> [PROBLEM DESCRIPTION] With the pictures left out, reproduce exactly the lines running from the line with "Read the values" to the last line of the material below.

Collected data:
- - -

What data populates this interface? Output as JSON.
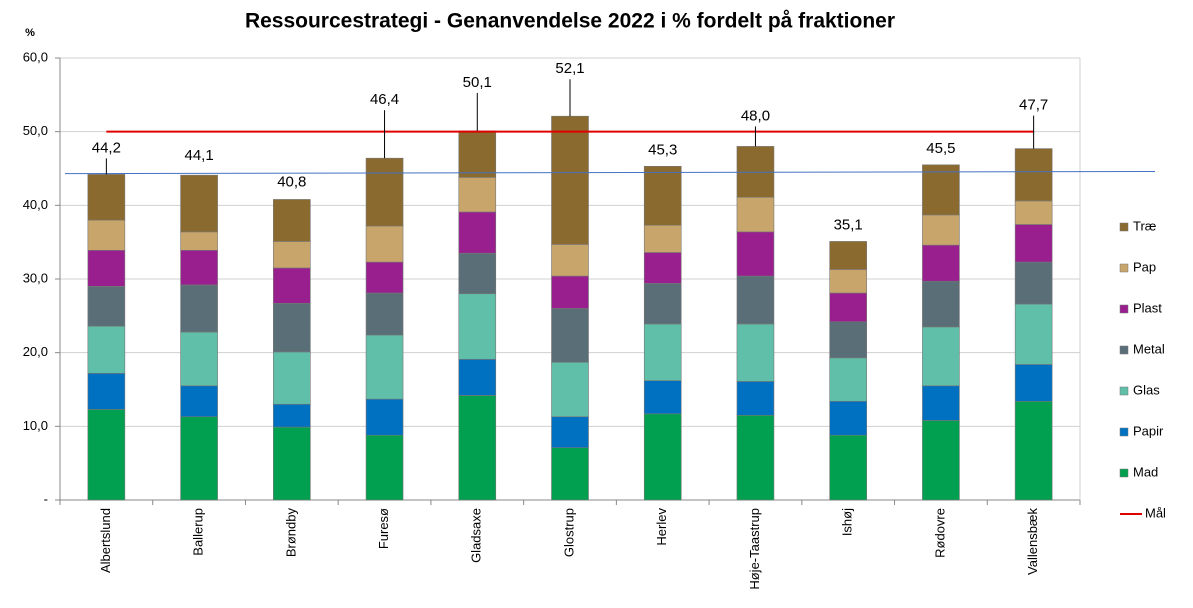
{
  "chart_data": {
    "type": "stacked_bar",
    "title": "Ressourcestrategi - Genanvendelse 2022 i % fordelt på fraktioner",
    "y_label": "%",
    "categories": [
      "Albertslund",
      "Ballerup",
      "Brøndby",
      "Furesø",
      "Gladsaxe",
      "Glostrup",
      "Herlev",
      "Høje-Taastrup",
      "Ishøj",
      "Rødovre",
      "Vallensbæk"
    ],
    "series": [
      {
        "name": "Mad",
        "color": "#00a050",
        "values": [
          12.3,
          11.3,
          9.9,
          8.8,
          14.2,
          7.1,
          11.7,
          11.5,
          8.8,
          10.8,
          13.4
        ]
      },
      {
        "name": "Papir",
        "color": "#0070c0",
        "values": [
          4.9,
          4.2,
          3.1,
          4.9,
          4.9,
          4.2,
          4.5,
          4.6,
          4.6,
          4.7,
          5.0
        ]
      },
      {
        "name": "Glas",
        "color": "#5fbfa8",
        "values": [
          6.4,
          7.3,
          7.1,
          8.7,
          8.9,
          7.4,
          7.7,
          7.8,
          5.9,
          8.0,
          8.2
        ]
      },
      {
        "name": "Metal",
        "color": "#5a6e78",
        "values": [
          5.4,
          6.4,
          6.6,
          5.7,
          5.5,
          7.3,
          5.5,
          6.5,
          4.9,
          6.2,
          5.7
        ]
      },
      {
        "name": "Plast",
        "color": "#991f8e",
        "values": [
          4.9,
          4.7,
          4.8,
          4.2,
          5.6,
          4.4,
          4.2,
          6.0,
          3.9,
          4.9,
          5.1
        ]
      },
      {
        "name": "Pap",
        "color": "#c8a56a",
        "values": [
          4.1,
          2.5,
          3.6,
          4.9,
          4.7,
          4.3,
          3.7,
          4.7,
          3.2,
          4.1,
          3.2
        ]
      },
      {
        "name": "Træ",
        "color": "#8a6a2e",
        "values": [
          6.2,
          7.7,
          5.7,
          9.2,
          6.3,
          17.4,
          8.0,
          6.9,
          3.8,
          6.8,
          7.1
        ]
      }
    ],
    "totals": {
      "values": [
        44.2,
        44.1,
        40.8,
        46.4,
        50.1,
        52.1,
        45.3,
        48.0,
        35.1,
        45.5,
        47.7
      ],
      "value_labels": [
        "44,2",
        "44,1",
        "40,8",
        "46,4",
        "50,1",
        "52,1",
        "45,3",
        "48,0",
        "35,1",
        "45,5",
        "47,7"
      ]
    },
    "target": {
      "name": "Mål",
      "color": "#e00000",
      "value": 50
    },
    "average_line": {
      "color": "#4472c4",
      "values": [
        44.3,
        44.6
      ]
    },
    "ylim": [
      0,
      60
    ],
    "yticks": [
      {
        "value": 0,
        "label": "-"
      },
      {
        "value": 10,
        "label": "10,0"
      },
      {
        "value": 20,
        "label": "20,0"
      },
      {
        "value": 30,
        "label": "30,0"
      },
      {
        "value": 40,
        "label": "40,0"
      },
      {
        "value": 50,
        "label": "50,0"
      },
      {
        "value": 60,
        "label": "60,0"
      }
    ],
    "grid": true,
    "legend": "right"
  }
}
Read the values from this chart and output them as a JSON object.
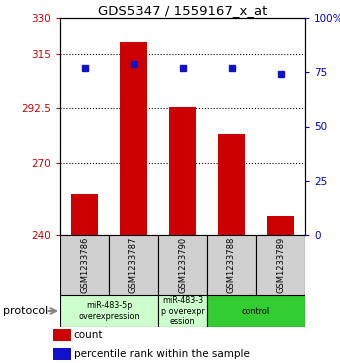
{
  "title": "GDS5347 / 1559167_x_at",
  "samples": [
    "GSM1233786",
    "GSM1233787",
    "GSM1233790",
    "GSM1233788",
    "GSM1233789"
  ],
  "bar_values": [
    257,
    320,
    293,
    282,
    248
  ],
  "percentile_values": [
    77,
    79,
    77,
    77,
    74
  ],
  "ylim_left": [
    240,
    330
  ],
  "ylim_right": [
    0,
    100
  ],
  "yticks_left": [
    240,
    270,
    292.5,
    315,
    330
  ],
  "ytick_labels_left": [
    "240",
    "270",
    "292.5",
    "315",
    "330"
  ],
  "yticks_right": [
    0,
    25,
    50,
    75,
    100
  ],
  "ytick_labels_right": [
    "0",
    "25",
    "50",
    "75",
    "100%"
  ],
  "bar_color": "#cc0000",
  "dot_color": "#1111cc",
  "bar_width": 0.55,
  "group_defs": [
    {
      "start": 0,
      "end": 1,
      "label": "miR-483-5p\noverexpression",
      "color": "#ccffcc"
    },
    {
      "start": 2,
      "end": 2,
      "label": "miR-483-3\np overexpr\nession",
      "color": "#ccffcc"
    },
    {
      "start": 3,
      "end": 4,
      "label": "control",
      "color": "#33cc33"
    }
  ],
  "protocol_label": "protocol",
  "legend_count_label": "count",
  "legend_percentile_label": "percentile rank within the sample",
  "grid_yticks": [
    270,
    292.5,
    315
  ],
  "sample_box_color": "#d0d0d0",
  "left_tick_color": "#cc0000",
  "right_tick_color": "#0000bb"
}
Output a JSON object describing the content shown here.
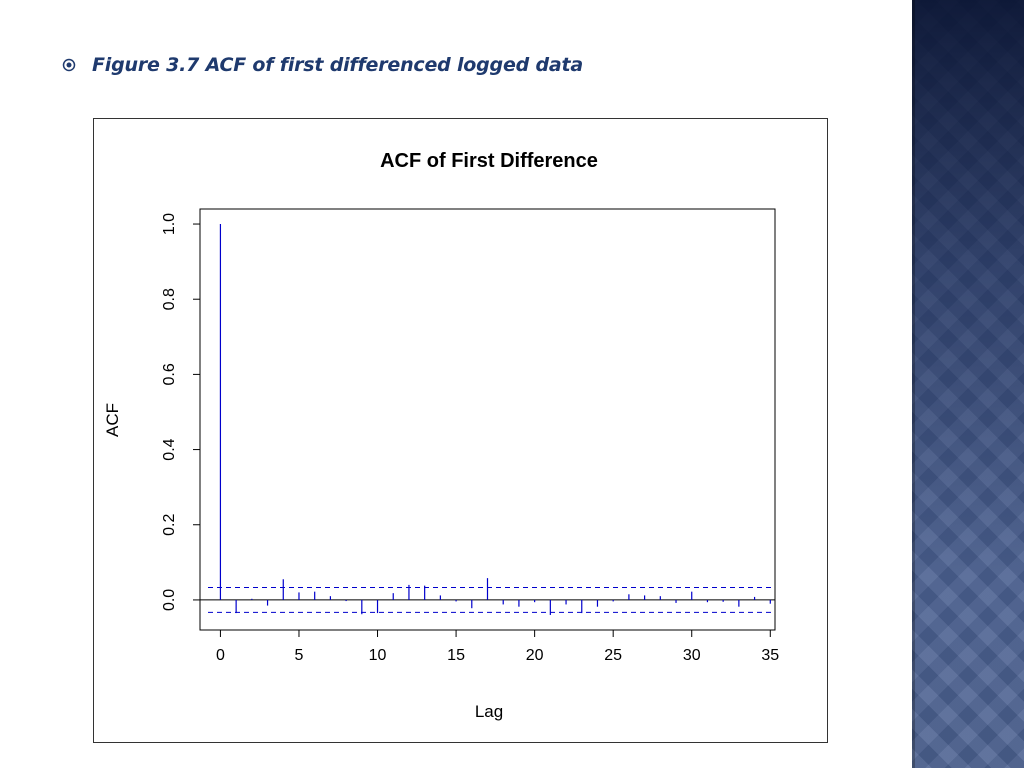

- - -

> [COMPLETE RESPONSE]
Read the values from this chart and output them as a JSON object.
{
  "title": "GDS5347 / 1559167_x_at",
  "samples": [
    "GSM1233786",
    "GSM1233787",
    "GSM1233790",
    "GSM1233788",
    "GSM1233789"
  ],
  "bar_values": [
    257,
    320,
    293,
    282,
    248
  ],
  "percentile_values": [
    77,
    79,
    77,
    77,
    74
  ],
  "ylim_left": [
    240,
    330
  ],
  "ylim_right": [
    0,
    100
  ],
  "yticks_left": [
    240,
    270,
    292.5,
    315,
    330
  ],
  "ytick_labels_left": [
    "240",
    "270",
    "292.5",
    "315",
    "330"
  ],
  "yticks_right": [
    0,
    25,
    50,
    75,
    100
  ],
  "ytick_labels_right": [
    "0",
    "25",
    "50",
    "75",
    "100%"
  ],
  "bar_color": "#cc0000",
  "dot_color": "#1111cc",
  "bar_width": 0.55,
  "group_defs": [
    {
      "start": 0,
      "end": 1,
      "label": "miR-483-5p\noverexpression",
      "color": "#ccffcc"
    },
    {
      "start": 2,
      "end": 2,
      "label": "miR-483-3\np overexpr\nession",
      "color": "#ccffcc"
    },
    {
      "start": 3,
      "end": 4,
      "label": "control",
      "color": "#33cc33"
    }
  ],
  "protocol_label": "protocol",
  "legend_count_label": "count",
  "legend_percentile_label": "percentile rank within the sample",
  "grid_yticks": [
    270,
    292.5,
    315
  ],
  "sample_box_color": "#d0d0d0",
  "left_tick_color": "#cc0000",
  "right_tick_color": "#0000bb"
}
Output a JSON object describing the content shown here.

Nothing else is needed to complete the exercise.